> [Task prompt] Within the records below, find each line that holds the string "screenshot", then copy it.

> [Records]
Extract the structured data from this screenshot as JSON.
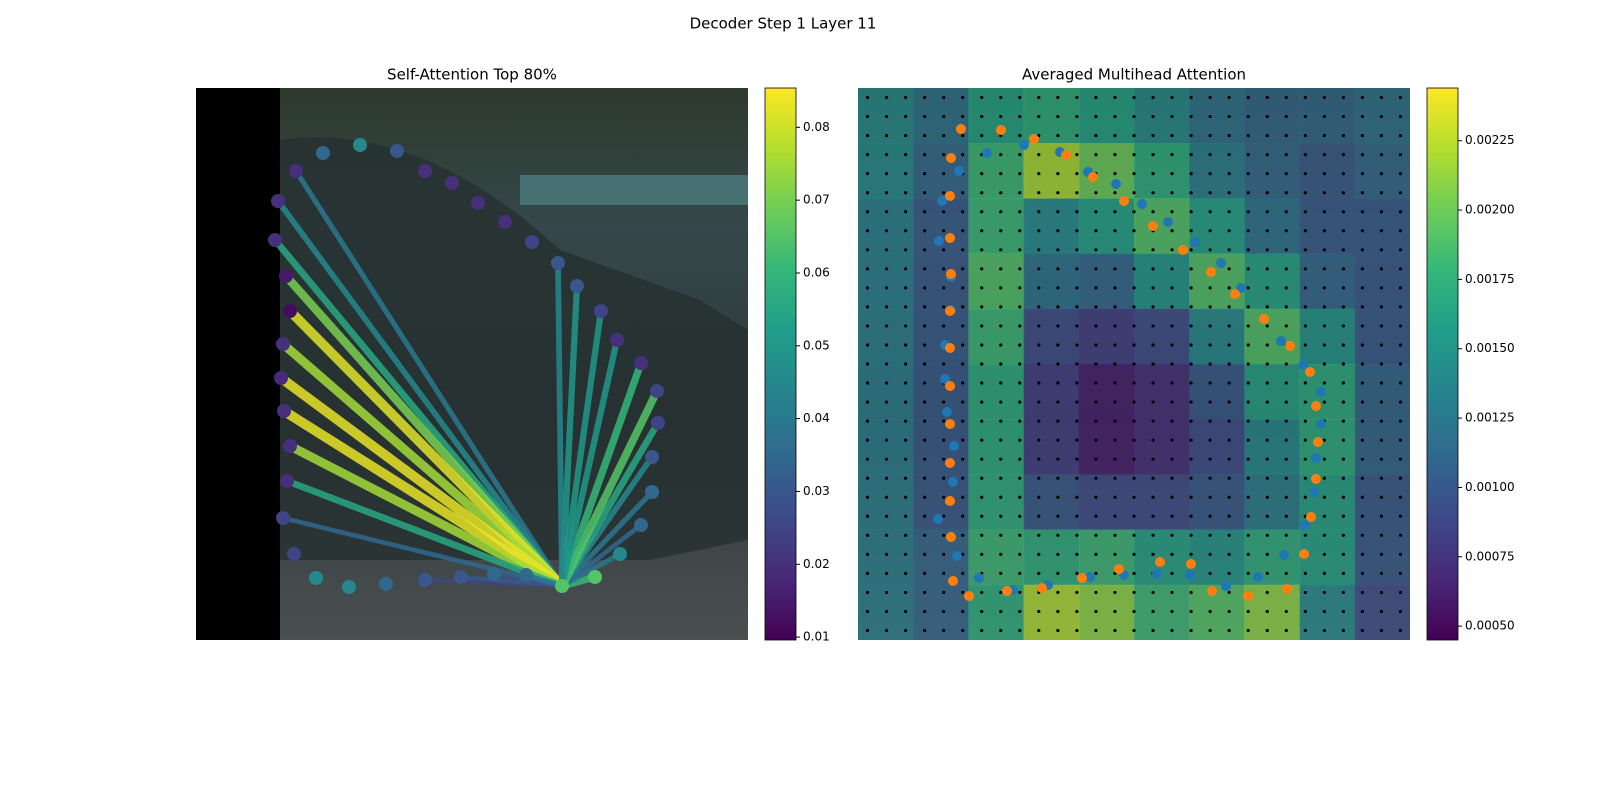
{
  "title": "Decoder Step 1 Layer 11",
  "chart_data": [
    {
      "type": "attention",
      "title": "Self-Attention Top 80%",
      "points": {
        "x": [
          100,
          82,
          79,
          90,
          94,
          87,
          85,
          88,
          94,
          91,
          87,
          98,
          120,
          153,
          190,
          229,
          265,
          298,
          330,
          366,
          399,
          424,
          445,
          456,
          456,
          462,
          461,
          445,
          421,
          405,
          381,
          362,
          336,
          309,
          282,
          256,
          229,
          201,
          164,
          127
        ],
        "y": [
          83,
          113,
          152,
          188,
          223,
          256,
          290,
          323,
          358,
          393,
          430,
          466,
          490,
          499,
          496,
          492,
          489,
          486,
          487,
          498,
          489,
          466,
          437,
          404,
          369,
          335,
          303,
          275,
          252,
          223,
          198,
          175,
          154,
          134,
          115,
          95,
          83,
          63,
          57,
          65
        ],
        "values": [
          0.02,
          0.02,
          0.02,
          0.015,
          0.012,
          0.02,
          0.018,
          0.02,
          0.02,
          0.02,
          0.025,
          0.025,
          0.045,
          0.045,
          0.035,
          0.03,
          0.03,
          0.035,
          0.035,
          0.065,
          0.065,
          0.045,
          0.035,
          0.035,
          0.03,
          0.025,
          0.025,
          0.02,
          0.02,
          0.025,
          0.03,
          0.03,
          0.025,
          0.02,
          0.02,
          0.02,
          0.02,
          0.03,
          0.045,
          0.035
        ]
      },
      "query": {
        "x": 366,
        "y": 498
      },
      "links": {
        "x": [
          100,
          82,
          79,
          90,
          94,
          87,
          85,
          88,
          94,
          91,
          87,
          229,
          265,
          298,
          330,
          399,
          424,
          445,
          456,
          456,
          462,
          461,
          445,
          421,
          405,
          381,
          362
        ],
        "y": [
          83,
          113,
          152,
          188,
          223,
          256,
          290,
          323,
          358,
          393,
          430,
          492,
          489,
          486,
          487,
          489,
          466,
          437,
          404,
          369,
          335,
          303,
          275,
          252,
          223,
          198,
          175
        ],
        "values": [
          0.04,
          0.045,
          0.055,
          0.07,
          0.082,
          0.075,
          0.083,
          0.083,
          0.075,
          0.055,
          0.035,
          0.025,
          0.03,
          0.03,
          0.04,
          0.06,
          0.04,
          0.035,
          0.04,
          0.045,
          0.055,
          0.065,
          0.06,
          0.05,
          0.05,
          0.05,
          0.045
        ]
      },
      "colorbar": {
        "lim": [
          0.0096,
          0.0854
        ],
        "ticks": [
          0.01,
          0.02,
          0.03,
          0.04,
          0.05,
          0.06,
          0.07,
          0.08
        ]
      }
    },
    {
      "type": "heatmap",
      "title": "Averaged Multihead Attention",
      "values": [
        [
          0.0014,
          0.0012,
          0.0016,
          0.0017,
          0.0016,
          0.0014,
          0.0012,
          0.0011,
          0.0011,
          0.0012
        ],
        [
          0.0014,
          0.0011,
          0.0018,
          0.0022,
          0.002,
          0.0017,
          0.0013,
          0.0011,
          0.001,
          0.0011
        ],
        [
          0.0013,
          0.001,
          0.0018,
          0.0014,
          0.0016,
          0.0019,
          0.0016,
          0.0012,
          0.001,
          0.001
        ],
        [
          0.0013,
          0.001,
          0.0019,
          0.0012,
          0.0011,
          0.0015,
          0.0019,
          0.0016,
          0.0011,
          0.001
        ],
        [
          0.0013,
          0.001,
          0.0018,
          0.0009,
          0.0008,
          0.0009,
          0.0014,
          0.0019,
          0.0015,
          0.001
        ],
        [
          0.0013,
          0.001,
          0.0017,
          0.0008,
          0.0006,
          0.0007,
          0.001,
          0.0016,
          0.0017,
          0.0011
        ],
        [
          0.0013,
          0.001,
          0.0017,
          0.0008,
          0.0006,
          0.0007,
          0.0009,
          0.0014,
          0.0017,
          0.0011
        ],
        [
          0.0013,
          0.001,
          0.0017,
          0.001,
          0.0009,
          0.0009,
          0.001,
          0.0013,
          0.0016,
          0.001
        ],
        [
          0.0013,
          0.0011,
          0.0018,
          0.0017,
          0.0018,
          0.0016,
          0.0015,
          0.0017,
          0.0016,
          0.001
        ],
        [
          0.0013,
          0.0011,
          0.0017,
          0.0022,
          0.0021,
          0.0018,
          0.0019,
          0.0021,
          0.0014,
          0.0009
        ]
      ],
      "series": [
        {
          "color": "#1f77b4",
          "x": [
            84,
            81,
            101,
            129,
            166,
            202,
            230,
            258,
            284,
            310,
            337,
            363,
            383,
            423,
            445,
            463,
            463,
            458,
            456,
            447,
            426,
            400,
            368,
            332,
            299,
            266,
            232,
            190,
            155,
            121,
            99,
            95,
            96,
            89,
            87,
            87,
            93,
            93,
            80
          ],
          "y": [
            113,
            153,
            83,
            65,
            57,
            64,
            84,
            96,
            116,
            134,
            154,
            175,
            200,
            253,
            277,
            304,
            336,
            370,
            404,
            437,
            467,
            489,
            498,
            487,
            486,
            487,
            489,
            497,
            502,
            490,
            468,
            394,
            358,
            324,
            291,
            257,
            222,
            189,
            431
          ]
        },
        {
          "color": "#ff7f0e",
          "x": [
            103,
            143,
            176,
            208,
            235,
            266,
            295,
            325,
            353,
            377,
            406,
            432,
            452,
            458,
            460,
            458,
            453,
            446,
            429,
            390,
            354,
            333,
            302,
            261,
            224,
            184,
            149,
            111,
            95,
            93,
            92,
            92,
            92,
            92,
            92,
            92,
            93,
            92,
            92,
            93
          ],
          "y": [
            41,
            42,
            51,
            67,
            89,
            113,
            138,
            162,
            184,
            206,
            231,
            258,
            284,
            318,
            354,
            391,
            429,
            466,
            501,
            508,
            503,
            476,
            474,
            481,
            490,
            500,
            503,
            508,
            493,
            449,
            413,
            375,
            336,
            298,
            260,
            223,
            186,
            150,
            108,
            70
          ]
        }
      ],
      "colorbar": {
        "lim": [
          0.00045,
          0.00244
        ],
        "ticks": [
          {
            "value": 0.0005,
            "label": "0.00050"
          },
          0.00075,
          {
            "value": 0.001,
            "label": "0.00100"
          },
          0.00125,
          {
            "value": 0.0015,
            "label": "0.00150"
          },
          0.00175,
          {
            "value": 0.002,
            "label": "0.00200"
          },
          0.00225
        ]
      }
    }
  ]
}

* * *

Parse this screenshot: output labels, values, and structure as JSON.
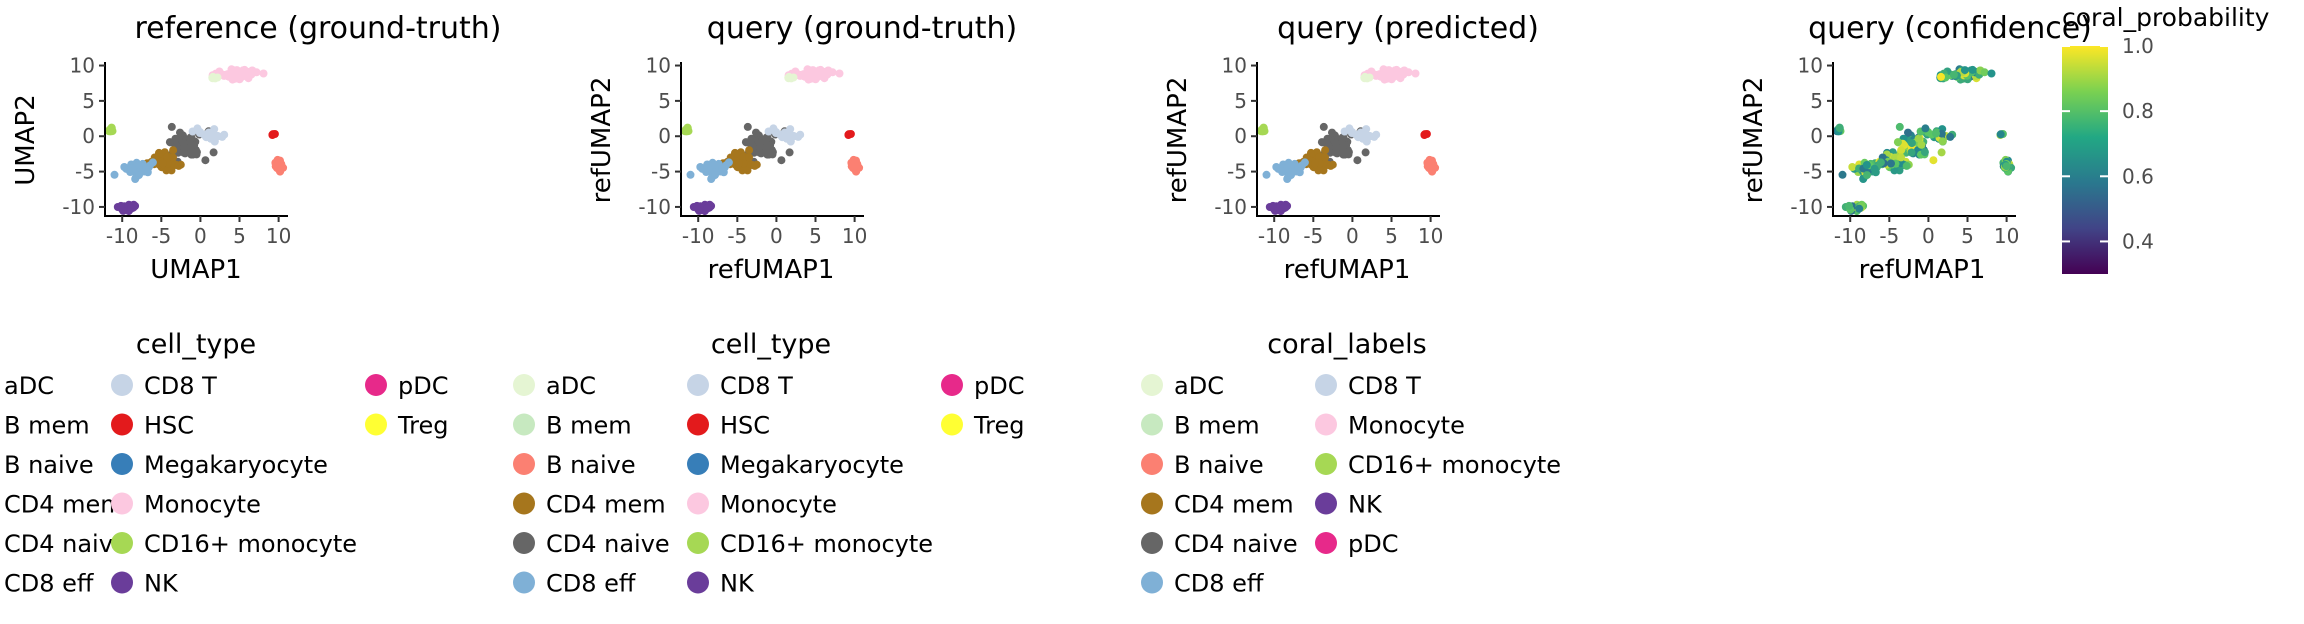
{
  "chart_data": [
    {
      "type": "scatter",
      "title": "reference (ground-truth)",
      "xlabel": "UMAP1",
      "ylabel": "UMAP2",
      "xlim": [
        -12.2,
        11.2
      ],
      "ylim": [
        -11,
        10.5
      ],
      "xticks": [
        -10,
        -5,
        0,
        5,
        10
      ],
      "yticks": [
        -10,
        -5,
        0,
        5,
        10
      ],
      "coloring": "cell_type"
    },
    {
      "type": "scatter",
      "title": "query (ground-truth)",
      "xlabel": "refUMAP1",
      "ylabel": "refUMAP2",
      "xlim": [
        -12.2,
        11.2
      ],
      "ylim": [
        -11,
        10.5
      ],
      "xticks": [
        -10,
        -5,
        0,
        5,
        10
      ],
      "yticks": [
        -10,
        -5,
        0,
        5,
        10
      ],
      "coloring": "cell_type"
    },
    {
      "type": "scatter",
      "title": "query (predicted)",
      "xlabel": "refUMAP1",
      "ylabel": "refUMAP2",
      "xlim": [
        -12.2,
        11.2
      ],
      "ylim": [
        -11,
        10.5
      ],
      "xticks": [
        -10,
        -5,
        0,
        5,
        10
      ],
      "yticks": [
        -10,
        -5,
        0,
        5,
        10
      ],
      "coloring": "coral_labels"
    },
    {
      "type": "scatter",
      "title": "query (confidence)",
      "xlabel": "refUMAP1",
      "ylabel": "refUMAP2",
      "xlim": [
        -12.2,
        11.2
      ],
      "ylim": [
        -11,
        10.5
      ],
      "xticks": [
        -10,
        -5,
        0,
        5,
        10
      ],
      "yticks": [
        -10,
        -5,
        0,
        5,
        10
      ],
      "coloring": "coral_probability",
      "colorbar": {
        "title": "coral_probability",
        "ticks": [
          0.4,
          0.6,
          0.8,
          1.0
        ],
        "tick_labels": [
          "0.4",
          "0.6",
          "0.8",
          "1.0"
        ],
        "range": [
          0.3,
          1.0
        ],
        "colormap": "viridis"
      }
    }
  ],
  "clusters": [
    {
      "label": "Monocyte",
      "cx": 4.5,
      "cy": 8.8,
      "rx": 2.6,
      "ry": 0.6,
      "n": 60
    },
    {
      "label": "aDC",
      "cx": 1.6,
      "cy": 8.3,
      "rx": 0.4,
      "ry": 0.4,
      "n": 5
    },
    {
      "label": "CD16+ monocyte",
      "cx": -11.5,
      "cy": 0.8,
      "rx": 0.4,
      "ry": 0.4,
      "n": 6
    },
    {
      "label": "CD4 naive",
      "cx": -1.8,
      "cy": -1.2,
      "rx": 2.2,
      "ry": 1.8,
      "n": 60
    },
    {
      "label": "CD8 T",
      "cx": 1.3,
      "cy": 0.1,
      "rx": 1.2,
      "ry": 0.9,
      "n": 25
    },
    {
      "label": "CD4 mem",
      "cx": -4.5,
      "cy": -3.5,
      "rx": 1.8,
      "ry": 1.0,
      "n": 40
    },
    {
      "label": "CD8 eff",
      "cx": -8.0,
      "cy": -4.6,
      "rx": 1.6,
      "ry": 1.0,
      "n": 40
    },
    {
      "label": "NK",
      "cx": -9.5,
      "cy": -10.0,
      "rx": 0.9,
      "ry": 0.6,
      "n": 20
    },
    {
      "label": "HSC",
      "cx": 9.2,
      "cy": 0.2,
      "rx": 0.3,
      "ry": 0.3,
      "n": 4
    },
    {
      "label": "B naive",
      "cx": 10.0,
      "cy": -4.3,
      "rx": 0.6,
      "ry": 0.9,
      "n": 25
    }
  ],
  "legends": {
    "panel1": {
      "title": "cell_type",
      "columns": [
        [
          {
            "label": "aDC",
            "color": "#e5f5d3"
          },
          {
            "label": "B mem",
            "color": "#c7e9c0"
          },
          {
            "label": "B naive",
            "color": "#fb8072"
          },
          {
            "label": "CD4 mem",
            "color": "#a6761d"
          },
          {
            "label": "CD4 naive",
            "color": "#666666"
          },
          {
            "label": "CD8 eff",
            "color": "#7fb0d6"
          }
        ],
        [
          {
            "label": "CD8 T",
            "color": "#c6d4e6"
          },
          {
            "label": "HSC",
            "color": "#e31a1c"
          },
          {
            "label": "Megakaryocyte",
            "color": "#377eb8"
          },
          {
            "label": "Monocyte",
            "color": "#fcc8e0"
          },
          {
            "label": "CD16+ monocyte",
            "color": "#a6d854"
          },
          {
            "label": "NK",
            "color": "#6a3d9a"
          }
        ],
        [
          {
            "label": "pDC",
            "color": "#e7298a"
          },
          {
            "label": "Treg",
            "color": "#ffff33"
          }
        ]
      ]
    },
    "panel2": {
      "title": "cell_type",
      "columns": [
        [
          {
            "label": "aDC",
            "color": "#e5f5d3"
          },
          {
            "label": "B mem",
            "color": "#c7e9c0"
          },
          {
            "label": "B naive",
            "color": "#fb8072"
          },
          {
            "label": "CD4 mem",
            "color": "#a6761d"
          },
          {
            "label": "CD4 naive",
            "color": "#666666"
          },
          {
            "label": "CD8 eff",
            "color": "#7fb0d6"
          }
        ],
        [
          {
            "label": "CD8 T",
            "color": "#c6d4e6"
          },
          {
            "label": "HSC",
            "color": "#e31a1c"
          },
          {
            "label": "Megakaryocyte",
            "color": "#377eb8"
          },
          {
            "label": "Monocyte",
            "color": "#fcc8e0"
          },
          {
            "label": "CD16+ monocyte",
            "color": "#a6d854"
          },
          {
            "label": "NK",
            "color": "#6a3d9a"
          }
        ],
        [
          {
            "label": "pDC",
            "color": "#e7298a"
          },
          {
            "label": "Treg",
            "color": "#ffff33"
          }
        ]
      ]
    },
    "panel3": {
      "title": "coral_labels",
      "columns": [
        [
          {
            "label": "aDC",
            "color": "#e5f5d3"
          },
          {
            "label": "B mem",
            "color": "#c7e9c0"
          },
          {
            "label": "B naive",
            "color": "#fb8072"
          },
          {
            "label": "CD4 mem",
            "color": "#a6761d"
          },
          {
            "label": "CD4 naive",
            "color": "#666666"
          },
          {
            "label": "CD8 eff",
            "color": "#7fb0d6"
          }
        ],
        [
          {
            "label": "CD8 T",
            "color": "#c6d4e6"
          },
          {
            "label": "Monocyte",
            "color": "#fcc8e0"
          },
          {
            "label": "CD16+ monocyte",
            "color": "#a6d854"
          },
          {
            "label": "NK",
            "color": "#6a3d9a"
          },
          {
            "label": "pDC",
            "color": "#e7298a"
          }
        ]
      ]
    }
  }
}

> [Exercise response]
Extract the structured data from this screenshot as JSON.
Parse this screenshot: output labels, values, and structure as JSON.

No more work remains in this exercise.